=== TASK INPUTS ===
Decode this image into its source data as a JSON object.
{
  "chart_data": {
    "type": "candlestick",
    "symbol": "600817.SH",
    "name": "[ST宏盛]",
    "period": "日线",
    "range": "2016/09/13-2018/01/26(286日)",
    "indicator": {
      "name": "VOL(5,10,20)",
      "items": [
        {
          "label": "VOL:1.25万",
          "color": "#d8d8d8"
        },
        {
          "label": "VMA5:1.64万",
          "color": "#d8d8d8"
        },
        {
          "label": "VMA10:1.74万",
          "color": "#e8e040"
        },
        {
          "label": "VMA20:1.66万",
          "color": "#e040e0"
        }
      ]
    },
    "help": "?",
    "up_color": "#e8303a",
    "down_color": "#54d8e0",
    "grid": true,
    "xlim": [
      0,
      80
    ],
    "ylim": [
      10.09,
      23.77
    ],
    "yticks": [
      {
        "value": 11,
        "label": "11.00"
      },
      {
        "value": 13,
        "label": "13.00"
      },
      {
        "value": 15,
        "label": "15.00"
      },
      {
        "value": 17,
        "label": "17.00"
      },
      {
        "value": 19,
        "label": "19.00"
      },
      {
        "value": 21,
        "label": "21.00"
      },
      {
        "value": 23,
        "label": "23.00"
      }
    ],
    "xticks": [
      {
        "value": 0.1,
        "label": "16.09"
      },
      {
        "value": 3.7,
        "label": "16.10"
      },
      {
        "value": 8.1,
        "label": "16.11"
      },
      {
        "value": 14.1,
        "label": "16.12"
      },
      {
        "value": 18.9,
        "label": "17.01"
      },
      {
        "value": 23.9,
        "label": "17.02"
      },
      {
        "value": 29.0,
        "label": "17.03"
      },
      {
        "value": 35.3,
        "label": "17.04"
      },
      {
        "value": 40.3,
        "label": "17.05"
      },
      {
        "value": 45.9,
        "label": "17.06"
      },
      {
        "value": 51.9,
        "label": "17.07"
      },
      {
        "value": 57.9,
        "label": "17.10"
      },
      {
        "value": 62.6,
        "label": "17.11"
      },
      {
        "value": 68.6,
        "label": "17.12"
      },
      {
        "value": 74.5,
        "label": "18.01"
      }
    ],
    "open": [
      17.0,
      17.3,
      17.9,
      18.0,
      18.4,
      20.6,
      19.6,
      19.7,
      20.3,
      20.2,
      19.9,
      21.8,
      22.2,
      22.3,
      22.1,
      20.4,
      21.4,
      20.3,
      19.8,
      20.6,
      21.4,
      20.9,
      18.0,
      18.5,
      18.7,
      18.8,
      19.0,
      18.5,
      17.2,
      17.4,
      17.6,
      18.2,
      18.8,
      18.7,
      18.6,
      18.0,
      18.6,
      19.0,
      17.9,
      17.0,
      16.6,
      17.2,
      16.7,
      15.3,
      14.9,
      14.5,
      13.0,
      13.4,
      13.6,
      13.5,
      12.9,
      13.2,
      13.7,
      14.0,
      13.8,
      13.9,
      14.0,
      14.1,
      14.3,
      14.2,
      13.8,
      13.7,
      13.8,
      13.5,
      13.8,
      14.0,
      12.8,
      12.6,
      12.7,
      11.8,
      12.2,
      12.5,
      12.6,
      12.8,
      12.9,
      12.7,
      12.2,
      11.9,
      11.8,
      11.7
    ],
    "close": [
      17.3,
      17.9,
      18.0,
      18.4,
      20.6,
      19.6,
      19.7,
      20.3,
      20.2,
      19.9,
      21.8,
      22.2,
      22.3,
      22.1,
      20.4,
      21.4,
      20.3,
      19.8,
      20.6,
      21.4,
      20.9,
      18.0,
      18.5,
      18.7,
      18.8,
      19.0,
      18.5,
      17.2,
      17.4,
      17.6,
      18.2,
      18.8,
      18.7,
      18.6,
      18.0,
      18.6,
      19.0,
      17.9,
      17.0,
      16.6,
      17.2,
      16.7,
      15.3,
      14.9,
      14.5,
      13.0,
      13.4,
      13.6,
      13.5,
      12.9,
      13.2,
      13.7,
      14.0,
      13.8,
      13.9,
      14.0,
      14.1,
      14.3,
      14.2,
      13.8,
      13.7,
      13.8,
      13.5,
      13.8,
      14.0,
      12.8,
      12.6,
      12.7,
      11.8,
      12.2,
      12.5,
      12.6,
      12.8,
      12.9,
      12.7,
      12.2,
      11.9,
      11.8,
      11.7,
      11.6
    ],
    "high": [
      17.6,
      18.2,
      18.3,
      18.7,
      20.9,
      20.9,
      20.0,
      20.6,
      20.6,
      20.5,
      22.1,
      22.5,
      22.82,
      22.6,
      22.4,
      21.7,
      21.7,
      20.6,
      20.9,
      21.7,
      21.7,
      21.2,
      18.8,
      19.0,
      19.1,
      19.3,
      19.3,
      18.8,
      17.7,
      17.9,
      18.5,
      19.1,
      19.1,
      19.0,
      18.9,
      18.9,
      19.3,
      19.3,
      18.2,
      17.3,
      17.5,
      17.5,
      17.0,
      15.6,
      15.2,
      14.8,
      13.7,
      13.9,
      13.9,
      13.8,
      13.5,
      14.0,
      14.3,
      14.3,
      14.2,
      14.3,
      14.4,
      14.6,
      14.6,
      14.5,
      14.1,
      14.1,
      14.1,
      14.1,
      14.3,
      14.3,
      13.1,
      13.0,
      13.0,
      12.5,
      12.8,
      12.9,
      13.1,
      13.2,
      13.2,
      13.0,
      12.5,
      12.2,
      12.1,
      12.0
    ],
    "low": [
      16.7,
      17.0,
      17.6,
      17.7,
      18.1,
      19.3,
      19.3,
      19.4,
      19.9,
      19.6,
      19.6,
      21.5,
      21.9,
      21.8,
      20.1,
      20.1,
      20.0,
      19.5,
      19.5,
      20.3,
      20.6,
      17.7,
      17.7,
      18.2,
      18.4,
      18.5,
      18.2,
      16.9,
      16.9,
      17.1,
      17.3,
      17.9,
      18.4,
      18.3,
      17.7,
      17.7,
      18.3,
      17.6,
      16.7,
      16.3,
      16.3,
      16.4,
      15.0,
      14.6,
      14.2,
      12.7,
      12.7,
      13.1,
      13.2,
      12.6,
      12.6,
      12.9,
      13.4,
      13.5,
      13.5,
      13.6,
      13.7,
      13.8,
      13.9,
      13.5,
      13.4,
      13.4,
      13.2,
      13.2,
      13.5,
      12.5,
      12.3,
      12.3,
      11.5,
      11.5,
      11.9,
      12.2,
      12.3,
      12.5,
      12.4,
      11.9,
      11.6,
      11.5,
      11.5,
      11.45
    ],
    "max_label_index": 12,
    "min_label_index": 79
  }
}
===
Each record above should be output again exactly.

Decode this image into its source data as a JSON object.
{
  "chart_data": {
    "type": "candlestick",
    "symbol": "600817.SH",
    "name": "[ST宏盛]",
    "period": "日线",
    "range": "2016/09/13-2018/01/26(286日)",
    "indicator": {
      "name": "VOL(5,10,20)",
      "items": [
        {
          "label": "VOL:1.25万",
          "color": "#d8d8d8"
        },
        {
          "label": "VMA5:1.64万",
          "color": "#d8d8d8"
        },
        {
          "label": "VMA10:1.74万",
          "color": "#e8e040"
        },
        {
          "label": "VMA20:1.66万",
          "color": "#e040e0"
        }
      ]
    },
    "help": "?",
    "up_color": "#e8303a",
    "down_color": "#54d8e0",
    "grid": true,
    "xlim": [
      0,
      80
    ],
    "ylim": [
      10.09,
      23.77
    ],
    "yticks": [
      {
        "value": 11,
        "label": "11.00"
      },
      {
        "value": 13,
        "label": "13.00"
      },
      {
        "value": 15,
        "label": "15.00"
      },
      {
        "value": 17,
        "label": "17.00"
      },
      {
        "value": 19,
        "label": "19.00"
      },
      {
        "value": 21,
        "label": "21.00"
      },
      {
        "value": 23,
        "label": "23.00"
      }
    ],
    "xticks": [
      {
        "value": 0.1,
        "label": "16.09"
      },
      {
        "value": 3.7,
        "label": "16.10"
      },
      {
        "value": 8.1,
        "label": "16.11"
      },
      {
        "value": 14.1,
        "label": "16.12"
      },
      {
        "value": 18.9,
        "label": "17.01"
      },
      {
        "value": 23.9,
        "label": "17.02"
      },
      {
        "value": 29.0,
        "label": "17.03"
      },
      {
        "value": 35.3,
        "label": "17.04"
      },
      {
        "value": 40.3,
        "label": "17.05"
      },
      {
        "value": 45.9,
        "label": "17.06"
      },
      {
        "value": 51.9,
        "label": "17.07"
      },
      {
        "value": 57.9,
        "label": "17.10"
      },
      {
        "value": 62.6,
        "label": "17.11"
      },
      {
        "value": 68.6,
        "label": "17.12"
      },
      {
        "value": 74.5,
        "label": "18.01"
      }
    ],
    "open": [
      17.0,
      17.3,
      17.9,
      18.0,
      18.4,
      20.6,
      19.6,
      19.7,
      20.3,
      20.2,
      19.9,
      21.8,
      22.2,
      22.3,
      22.1,
      20.4,
      21.4,
      20.3,
      19.8,
      20.6,
      21.4,
      20.9,
      18.0,
      18.5,
      18.7,
      18.8,
      19.0,
      18.5,
      17.2,
      17.4,
      17.6,
      18.2,
      18.8,
      18.7,
      18.6,
      18.0,
      18.6,
      19.0,
      17.9,
      17.0,
      16.6,
      17.2,
      16.7,
      15.3,
      14.9,
      14.5,
      13.0,
      13.4,
      13.6,
      13.5,
      12.9,
      13.2,
      13.7,
      14.0,
      13.8,
      13.9,
      14.0,
      14.1,
      14.3,
      14.2,
      13.8,
      13.7,
      13.8,
      13.5,
      13.8,
      14.0,
      12.8,
      12.6,
      12.7,
      11.8,
      12.2,
      12.5,
      12.6,
      12.8,
      12.9,
      12.7,
      12.2,
      11.9,
      11.8,
      11.7
    ],
    "close": [
      17.3,
      17.9,
      18.0,
      18.4,
      20.6,
      19.6,
      19.7,
      20.3,
      20.2,
      19.9,
      21.8,
      22.2,
      22.3,
      22.1,
      20.4,
      21.4,
      20.3,
      19.8,
      20.6,
      21.4,
      20.9,
      18.0,
      18.5,
      18.7,
      18.8,
      19.0,
      18.5,
      17.2,
      17.4,
      17.6,
      18.2,
      18.8,
      18.7,
      18.6,
      18.0,
      18.6,
      19.0,
      17.9,
      17.0,
      16.6,
      17.2,
      16.7,
      15.3,
      14.9,
      14.5,
      13.0,
      13.4,
      13.6,
      13.5,
      12.9,
      13.2,
      13.7,
      14.0,
      13.8,
      13.9,
      14.0,
      14.1,
      14.3,
      14.2,
      13.8,
      13.7,
      13.8,
      13.5,
      13.8,
      14.0,
      12.8,
      12.6,
      12.7,
      11.8,
      12.2,
      12.5,
      12.6,
      12.8,
      12.9,
      12.7,
      12.2,
      11.9,
      11.8,
      11.7,
      11.6
    ],
    "high": [
      17.6,
      18.2,
      18.3,
      18.7,
      20.9,
      20.9,
      20.0,
      20.6,
      20.6,
      20.5,
      22.1,
      22.5,
      22.82,
      22.6,
      22.4,
      21.7,
      21.7,
      20.6,
      20.9,
      21.7,
      21.7,
      21.2,
      18.8,
      19.0,
      19.1,
      19.3,
      19.3,
      18.8,
      17.7,
      17.9,
      18.5,
      19.1,
      19.1,
      19.0,
      18.9,
      18.9,
      19.3,
      19.3,
      18.2,
      17.3,
      17.5,
      17.5,
      17.0,
      15.6,
      15.2,
      14.8,
      13.7,
      13.9,
      13.9,
      13.8,
      13.5,
      14.0,
      14.3,
      14.3,
      14.2,
      14.3,
      14.4,
      14.6,
      14.6,
      14.5,
      14.1,
      14.1,
      14.1,
      14.1,
      14.3,
      14.3,
      13.1,
      13.0,
      13.0,
      12.5,
      12.8,
      12.9,
      13.1,
      13.2,
      13.2,
      13.0,
      12.5,
      12.2,
      12.1,
      12.0
    ],
    "low": [
      16.7,
      17.0,
      17.6,
      17.7,
      18.1,
      19.3,
      19.3,
      19.4,
      19.9,
      19.6,
      19.6,
      21.5,
      21.9,
      21.8,
      20.1,
      20.1,
      20.0,
      19.5,
      19.5,
      20.3,
      20.6,
      17.7,
      17.7,
      18.2,
      18.4,
      18.5,
      18.2,
      16.9,
      16.9,
      17.1,
      17.3,
      17.9,
      18.4,
      18.3,
      17.7,
      17.7,
      18.3,
      17.6,
      16.7,
      16.3,
      16.3,
      16.4,
      15.0,
      14.6,
      14.2,
      12.7,
      12.7,
      13.1,
      13.2,
      12.6,
      12.6,
      12.9,
      13.4,
      13.5,
      13.5,
      13.6,
      13.7,
      13.8,
      13.9,
      13.5,
      13.4,
      13.4,
      13.2,
      13.2,
      13.5,
      12.5,
      12.3,
      12.3,
      11.5,
      11.5,
      11.9,
      12.2,
      12.3,
      12.5,
      12.4,
      11.9,
      11.6,
      11.5,
      11.5,
      11.45
    ],
    "max_label_index": 12,
    "min_label_index": 79
  }
}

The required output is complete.